_Description of the task_
Below are the records; locate each line with the word "color" and copy it.

_Dataset extract_
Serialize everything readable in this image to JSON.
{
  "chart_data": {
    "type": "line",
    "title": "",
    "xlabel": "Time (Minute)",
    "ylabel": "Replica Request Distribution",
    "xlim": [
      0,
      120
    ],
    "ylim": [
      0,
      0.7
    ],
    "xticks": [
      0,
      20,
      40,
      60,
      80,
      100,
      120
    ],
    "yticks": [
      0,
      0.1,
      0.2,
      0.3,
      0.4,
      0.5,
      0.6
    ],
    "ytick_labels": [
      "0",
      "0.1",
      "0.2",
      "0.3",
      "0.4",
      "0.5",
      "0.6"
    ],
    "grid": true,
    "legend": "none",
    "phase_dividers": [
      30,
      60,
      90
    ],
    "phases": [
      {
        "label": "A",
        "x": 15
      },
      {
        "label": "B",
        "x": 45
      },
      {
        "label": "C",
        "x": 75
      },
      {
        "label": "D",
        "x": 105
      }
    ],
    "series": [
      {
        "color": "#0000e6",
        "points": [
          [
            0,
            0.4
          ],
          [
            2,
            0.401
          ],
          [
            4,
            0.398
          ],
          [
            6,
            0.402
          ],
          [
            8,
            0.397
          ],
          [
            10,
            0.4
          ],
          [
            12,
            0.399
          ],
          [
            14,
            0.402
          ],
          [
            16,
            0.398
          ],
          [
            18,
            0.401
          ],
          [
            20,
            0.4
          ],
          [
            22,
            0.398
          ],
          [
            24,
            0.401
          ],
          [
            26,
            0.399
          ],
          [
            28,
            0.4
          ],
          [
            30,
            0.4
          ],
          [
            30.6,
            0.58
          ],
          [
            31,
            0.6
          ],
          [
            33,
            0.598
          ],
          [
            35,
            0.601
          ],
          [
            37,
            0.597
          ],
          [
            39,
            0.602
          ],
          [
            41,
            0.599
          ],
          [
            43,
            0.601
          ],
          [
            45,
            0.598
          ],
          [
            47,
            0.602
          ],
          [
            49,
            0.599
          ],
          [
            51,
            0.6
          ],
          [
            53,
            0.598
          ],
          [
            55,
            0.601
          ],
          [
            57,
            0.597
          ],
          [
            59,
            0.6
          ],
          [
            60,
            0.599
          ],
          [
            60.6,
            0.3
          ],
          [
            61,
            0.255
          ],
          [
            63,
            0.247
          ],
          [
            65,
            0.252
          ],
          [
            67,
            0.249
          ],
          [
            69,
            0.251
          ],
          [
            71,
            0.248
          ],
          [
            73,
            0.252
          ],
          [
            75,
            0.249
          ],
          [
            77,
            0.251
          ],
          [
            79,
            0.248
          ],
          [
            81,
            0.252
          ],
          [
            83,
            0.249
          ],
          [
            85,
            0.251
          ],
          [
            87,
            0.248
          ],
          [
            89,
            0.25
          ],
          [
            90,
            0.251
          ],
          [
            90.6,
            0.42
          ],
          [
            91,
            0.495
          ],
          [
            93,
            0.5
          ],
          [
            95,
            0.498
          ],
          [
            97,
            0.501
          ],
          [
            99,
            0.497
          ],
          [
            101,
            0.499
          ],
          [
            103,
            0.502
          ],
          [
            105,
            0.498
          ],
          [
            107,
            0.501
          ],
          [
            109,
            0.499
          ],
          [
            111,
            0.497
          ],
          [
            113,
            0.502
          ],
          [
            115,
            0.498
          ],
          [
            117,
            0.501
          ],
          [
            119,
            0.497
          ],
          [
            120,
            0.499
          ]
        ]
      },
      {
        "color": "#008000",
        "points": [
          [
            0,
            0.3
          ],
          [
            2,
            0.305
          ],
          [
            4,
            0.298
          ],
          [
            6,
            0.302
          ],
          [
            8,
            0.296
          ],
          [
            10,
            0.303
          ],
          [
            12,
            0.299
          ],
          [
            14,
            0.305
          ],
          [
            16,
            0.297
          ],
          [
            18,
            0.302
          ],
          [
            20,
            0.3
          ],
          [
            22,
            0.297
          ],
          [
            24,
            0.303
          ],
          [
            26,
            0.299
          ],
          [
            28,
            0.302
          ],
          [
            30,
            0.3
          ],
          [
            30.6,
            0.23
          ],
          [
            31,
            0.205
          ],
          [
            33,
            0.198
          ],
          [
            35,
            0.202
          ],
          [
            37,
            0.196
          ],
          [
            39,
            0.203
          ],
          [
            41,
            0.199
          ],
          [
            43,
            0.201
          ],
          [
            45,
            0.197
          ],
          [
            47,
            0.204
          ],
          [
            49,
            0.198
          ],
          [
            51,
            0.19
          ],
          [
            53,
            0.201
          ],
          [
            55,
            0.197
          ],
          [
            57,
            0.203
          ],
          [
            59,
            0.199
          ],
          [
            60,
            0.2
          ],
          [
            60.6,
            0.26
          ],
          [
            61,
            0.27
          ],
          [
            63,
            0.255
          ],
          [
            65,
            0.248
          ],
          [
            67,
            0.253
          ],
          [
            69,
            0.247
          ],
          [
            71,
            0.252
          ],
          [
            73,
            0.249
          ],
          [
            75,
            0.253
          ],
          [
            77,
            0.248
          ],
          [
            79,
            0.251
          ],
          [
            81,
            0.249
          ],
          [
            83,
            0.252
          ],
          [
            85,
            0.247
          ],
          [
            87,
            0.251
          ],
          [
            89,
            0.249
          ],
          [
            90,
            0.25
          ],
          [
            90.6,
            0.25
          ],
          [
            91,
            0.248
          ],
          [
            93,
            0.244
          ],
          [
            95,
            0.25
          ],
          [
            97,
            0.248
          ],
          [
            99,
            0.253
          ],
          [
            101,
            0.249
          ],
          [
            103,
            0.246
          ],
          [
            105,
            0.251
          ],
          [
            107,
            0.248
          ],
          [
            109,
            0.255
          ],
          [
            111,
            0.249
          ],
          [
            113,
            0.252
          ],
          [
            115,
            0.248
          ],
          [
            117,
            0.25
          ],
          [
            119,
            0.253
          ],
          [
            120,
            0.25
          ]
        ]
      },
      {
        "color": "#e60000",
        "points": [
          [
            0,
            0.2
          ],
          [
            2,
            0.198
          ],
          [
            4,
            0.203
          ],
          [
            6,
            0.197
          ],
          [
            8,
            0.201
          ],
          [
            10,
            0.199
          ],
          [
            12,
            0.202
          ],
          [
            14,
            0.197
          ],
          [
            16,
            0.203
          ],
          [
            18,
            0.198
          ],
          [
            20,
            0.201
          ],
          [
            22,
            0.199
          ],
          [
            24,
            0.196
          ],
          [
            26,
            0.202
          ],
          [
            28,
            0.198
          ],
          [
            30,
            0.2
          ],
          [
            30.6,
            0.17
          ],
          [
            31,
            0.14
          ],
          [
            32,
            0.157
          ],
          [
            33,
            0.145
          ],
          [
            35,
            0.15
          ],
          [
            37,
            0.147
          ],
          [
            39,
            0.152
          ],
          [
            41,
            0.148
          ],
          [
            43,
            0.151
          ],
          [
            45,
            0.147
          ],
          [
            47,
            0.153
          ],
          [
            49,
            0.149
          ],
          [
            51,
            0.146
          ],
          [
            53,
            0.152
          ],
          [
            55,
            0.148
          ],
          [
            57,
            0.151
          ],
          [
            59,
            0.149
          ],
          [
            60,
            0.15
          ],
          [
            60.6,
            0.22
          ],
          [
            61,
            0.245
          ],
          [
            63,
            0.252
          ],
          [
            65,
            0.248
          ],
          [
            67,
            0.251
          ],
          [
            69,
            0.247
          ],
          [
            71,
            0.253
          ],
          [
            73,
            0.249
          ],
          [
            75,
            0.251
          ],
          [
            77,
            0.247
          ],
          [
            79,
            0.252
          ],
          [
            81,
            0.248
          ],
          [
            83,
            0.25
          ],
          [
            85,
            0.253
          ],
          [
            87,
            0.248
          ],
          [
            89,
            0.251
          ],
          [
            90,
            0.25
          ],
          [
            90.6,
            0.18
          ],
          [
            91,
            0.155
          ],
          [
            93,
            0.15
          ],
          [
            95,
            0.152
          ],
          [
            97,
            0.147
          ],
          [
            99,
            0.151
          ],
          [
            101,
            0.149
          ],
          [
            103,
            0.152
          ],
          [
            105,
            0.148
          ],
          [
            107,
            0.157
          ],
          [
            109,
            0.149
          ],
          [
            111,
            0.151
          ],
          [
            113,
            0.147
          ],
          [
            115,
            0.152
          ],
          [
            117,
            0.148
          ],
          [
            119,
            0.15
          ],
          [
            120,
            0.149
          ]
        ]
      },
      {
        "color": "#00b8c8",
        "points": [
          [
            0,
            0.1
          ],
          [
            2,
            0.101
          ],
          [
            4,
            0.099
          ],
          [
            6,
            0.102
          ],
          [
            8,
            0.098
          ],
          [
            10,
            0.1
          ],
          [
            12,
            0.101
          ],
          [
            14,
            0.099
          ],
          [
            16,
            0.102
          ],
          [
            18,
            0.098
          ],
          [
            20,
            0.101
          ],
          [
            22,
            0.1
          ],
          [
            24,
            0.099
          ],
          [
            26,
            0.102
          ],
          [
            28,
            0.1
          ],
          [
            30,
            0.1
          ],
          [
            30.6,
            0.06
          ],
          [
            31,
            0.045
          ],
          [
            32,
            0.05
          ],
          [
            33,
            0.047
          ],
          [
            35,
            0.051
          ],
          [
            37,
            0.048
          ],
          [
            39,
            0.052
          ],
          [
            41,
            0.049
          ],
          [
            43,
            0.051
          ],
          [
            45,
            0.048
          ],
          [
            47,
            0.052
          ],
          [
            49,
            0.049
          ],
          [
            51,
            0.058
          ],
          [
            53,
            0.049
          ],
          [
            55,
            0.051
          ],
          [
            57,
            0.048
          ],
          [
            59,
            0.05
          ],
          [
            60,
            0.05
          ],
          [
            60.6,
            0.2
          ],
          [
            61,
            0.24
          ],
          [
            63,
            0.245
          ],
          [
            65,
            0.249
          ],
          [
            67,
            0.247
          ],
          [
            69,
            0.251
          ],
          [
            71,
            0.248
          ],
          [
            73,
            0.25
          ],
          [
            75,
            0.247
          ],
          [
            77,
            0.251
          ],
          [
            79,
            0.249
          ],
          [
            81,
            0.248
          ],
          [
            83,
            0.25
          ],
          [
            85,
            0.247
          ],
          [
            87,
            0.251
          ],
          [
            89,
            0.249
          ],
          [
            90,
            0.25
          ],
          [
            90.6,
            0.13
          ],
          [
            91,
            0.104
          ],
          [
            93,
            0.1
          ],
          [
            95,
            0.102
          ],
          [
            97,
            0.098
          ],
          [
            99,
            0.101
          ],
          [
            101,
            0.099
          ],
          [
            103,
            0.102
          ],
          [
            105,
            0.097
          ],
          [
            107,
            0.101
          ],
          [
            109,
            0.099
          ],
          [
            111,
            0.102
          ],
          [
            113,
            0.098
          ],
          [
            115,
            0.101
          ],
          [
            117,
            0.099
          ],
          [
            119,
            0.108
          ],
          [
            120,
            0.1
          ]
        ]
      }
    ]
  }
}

_Result for this task_
        "color": "#0000e6",
        "color": "#008000",
        "color": "#e60000",
        "color": "#00b8c8",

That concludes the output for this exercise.